A run of records
"""
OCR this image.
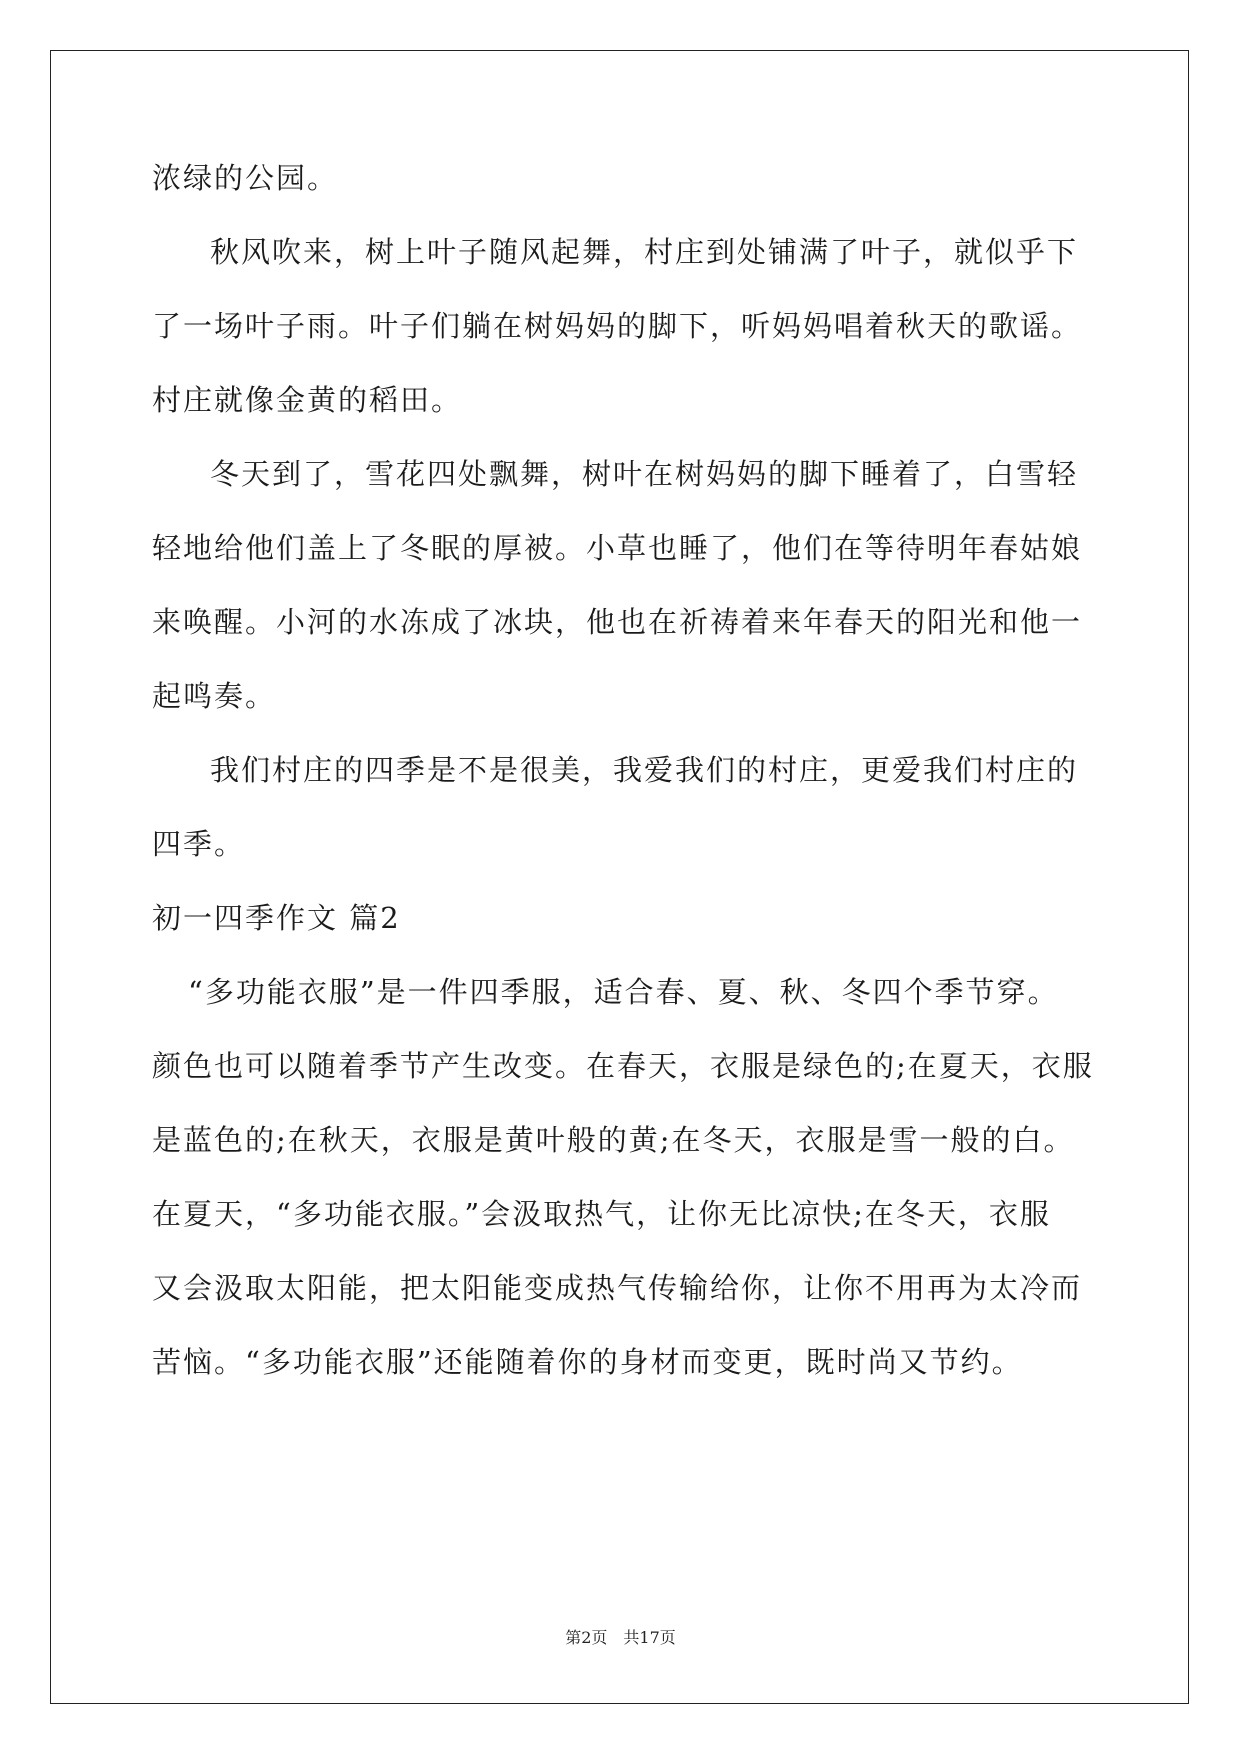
浓绿的公园。
秋风吹来，树上叶子随风起舞，村庄到处铺满了叶子，就似乎下
了一场叶子雨。叶子们躺在树妈妈的脚下，听妈妈唱着秋天的歌谣。
村庄就像金黄的稻田。
冬天到了，雪花四处飘舞，树叶在树妈妈的脚下睡着了，白雪轻
轻地给他们盖上了冬眠的厚被。小草也睡了，他们在等待明年春姑娘
来唤醒。小河的水冻成了冰块，他也在祈祷着来年春天的阳光和他一
起鸣奏。
我们村庄的四季是不是很美，我爱我们的村庄，更爱我们村庄的
四季。
初一四季作文 篇2
“多功能衣服”是一件四季服，适合春、夏、秋、冬四个季节穿。
颜色也可以随着季节产生改变。在春天，衣服是绿色的;在夏天，衣服
是蓝色的;在秋天，衣服是黄叶般的黄;在冬天，衣服是雪一般的白。
在夏天，“多功能衣服。”会汲取热气，让你无比凉快;在冬天，衣服
又会汲取太阳能，把太阳能变成热气传输给你，让你不用再为太冷而
苦恼。“多功能衣服”还能随着你的身材而变更，既时尚又节约。
第2页　共17页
"""
### EXERCISE
Your copy should hold every record word for word and none of the pictures.

### RESPONSE
OCR this image.
浓绿的公园。
秋风吹来，树上叶子随风起舞，村庄到处铺满了叶子，就似乎下
了一场叶子雨。叶子们躺在树妈妈的脚下，听妈妈唱着秋天的歌谣。
村庄就像金黄的稻田。
冬天到了，雪花四处飘舞，树叶在树妈妈的脚下睡着了，白雪轻
轻地给他们盖上了冬眠的厚被。小草也睡了，他们在等待明年春姑娘
来唤醒。小河的水冻成了冰块，他也在祈祷着来年春天的阳光和他一
起鸣奏。
我们村庄的四季是不是很美，我爱我们的村庄，更爱我们村庄的
四季。
初一四季作文 篇2
“多功能衣服”是一件四季服，适合春、夏、秋、冬四个季节穿。
颜色也可以随着季节产生改变。在春天，衣服是绿色的;在夏天，衣服
是蓝色的;在秋天，衣服是黄叶般的黄;在冬天，衣服是雪一般的白。
在夏天，“多功能衣服。”会汲取热气，让你无比凉快;在冬天，衣服
又会汲取太阳能，把太阳能变成热气传输给你，让你不用再为太冷而
苦恼。“多功能衣服”还能随着你的身材而变更，既时尚又节约。
第2页　共17页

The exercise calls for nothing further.